--- Start of DATA ROWS ---
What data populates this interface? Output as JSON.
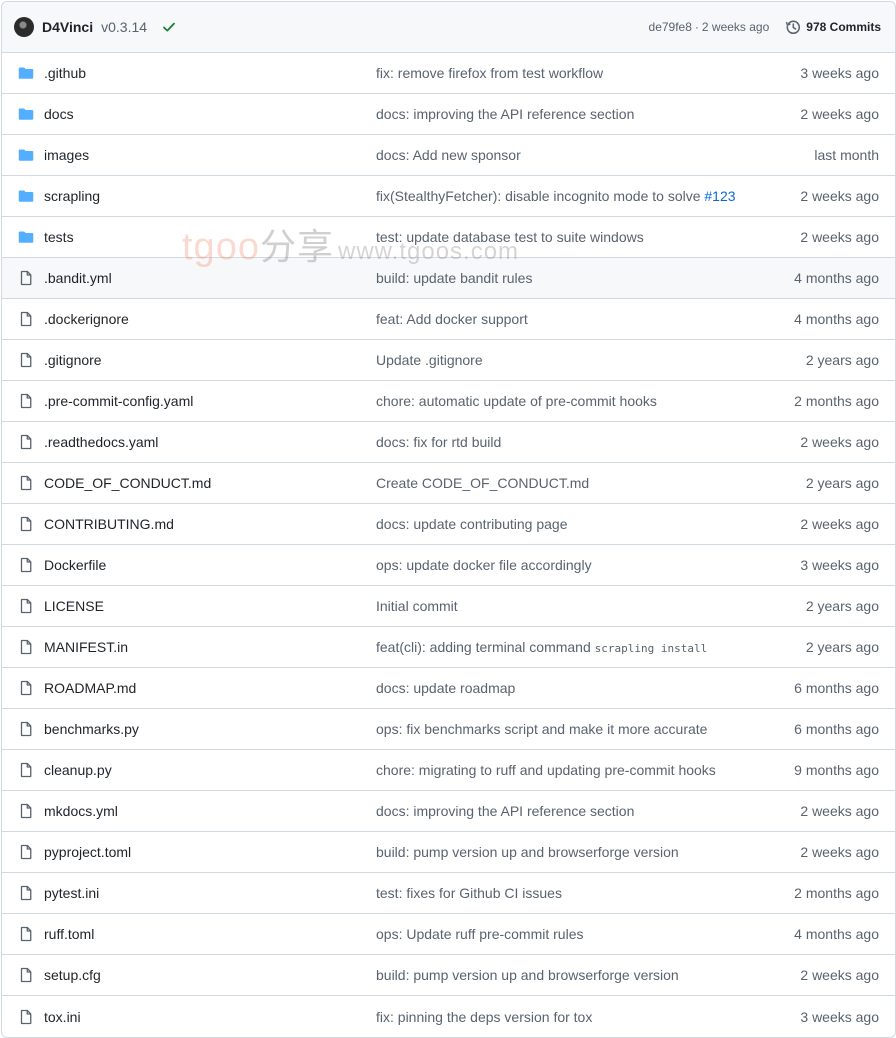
{
  "header": {
    "author": "D4Vinci",
    "version": "v0.3.14",
    "commit_hash": "de79fe8",
    "separator": "·",
    "commit_time": "2 weeks ago",
    "commits_label": "978 Commits"
  },
  "watermark": {
    "latin": "tgoo",
    "cn": "分享",
    "url": "www.tgoos.com"
  },
  "colors": {
    "folder": "#54aeff",
    "link": "#0969da",
    "check": "#1a7f37",
    "muted": "#59636e"
  },
  "files": [
    {
      "type": "folder",
      "name": ".github",
      "message": "fix: remove firefox from test workflow",
      "age": "3 weeks ago"
    },
    {
      "type": "folder",
      "name": "docs",
      "message": "docs: improving the API reference section",
      "age": "2 weeks ago"
    },
    {
      "type": "folder",
      "name": "images",
      "message": "docs: Add new sponsor",
      "age": "last month"
    },
    {
      "type": "folder",
      "name": "scrapling",
      "message": "fix(StealthyFetcher): disable incognito mode to solve ",
      "issue": "#123",
      "age": "2 weeks ago"
    },
    {
      "type": "folder",
      "name": "tests",
      "message": "test: update database test to suite windows",
      "age": "2 weeks ago"
    },
    {
      "type": "file",
      "name": ".bandit.yml",
      "message": "build: update bandit rules",
      "age": "4 months ago"
    },
    {
      "type": "file",
      "name": ".dockerignore",
      "message": "feat: Add docker support",
      "age": "4 months ago"
    },
    {
      "type": "file",
      "name": ".gitignore",
      "message": "Update .gitignore",
      "age": "2 years ago"
    },
    {
      "type": "file",
      "name": ".pre-commit-config.yaml",
      "message": "chore: automatic update of pre-commit hooks",
      "age": "2 months ago"
    },
    {
      "type": "file",
      "name": ".readthedocs.yaml",
      "message": "docs: fix for rtd build",
      "age": "2 weeks ago"
    },
    {
      "type": "file",
      "name": "CODE_OF_CONDUCT.md",
      "message": "Create CODE_OF_CONDUCT.md",
      "age": "2 years ago"
    },
    {
      "type": "file",
      "name": "CONTRIBUTING.md",
      "message": "docs: update contributing page",
      "age": "2 weeks ago"
    },
    {
      "type": "file",
      "name": "Dockerfile",
      "message": "ops: update docker file accordingly",
      "age": "3 weeks ago"
    },
    {
      "type": "file",
      "name": "LICENSE",
      "message": "Initial commit",
      "age": "2 years ago"
    },
    {
      "type": "file",
      "name": "MANIFEST.in",
      "message": "feat(cli): adding terminal command ",
      "code": "scrapling install",
      "age": "2 years ago"
    },
    {
      "type": "file",
      "name": "ROADMAP.md",
      "message": "docs: update roadmap",
      "age": "6 months ago"
    },
    {
      "type": "file",
      "name": "benchmarks.py",
      "message": "ops: fix benchmarks script and make it more accurate",
      "age": "6 months ago"
    },
    {
      "type": "file",
      "name": "cleanup.py",
      "message": "chore: migrating to ruff and updating pre-commit hooks",
      "age": "9 months ago"
    },
    {
      "type": "file",
      "name": "mkdocs.yml",
      "message": "docs: improving the API reference section",
      "age": "2 weeks ago"
    },
    {
      "type": "file",
      "name": "pyproject.toml",
      "message": "build: pump version up and browserforge version",
      "age": "2 weeks ago"
    },
    {
      "type": "file",
      "name": "pytest.ini",
      "message": "test: fixes for Github CI issues",
      "age": "2 months ago"
    },
    {
      "type": "file",
      "name": "ruff.toml",
      "message": "ops: Update ruff pre-commit rules",
      "age": "4 months ago"
    },
    {
      "type": "file",
      "name": "setup.cfg",
      "message": "build: pump version up and browserforge version",
      "age": "2 weeks ago"
    },
    {
      "type": "file",
      "name": "tox.ini",
      "message": "fix: pinning the deps version for tox",
      "age": "3 weeks ago"
    }
  ]
}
--- End of DATA ROWS ---
▶ _EXERCISE OBJECTIVE_
Scan the listing above. Collect all lines with the word "ruff".

▶ _THE SOLUTION_
      "message": "chore: migrating to ruff and updating pre-commit hooks",
      "name": "ruff.toml",
      "message": "ops: Update ruff pre-commit rules",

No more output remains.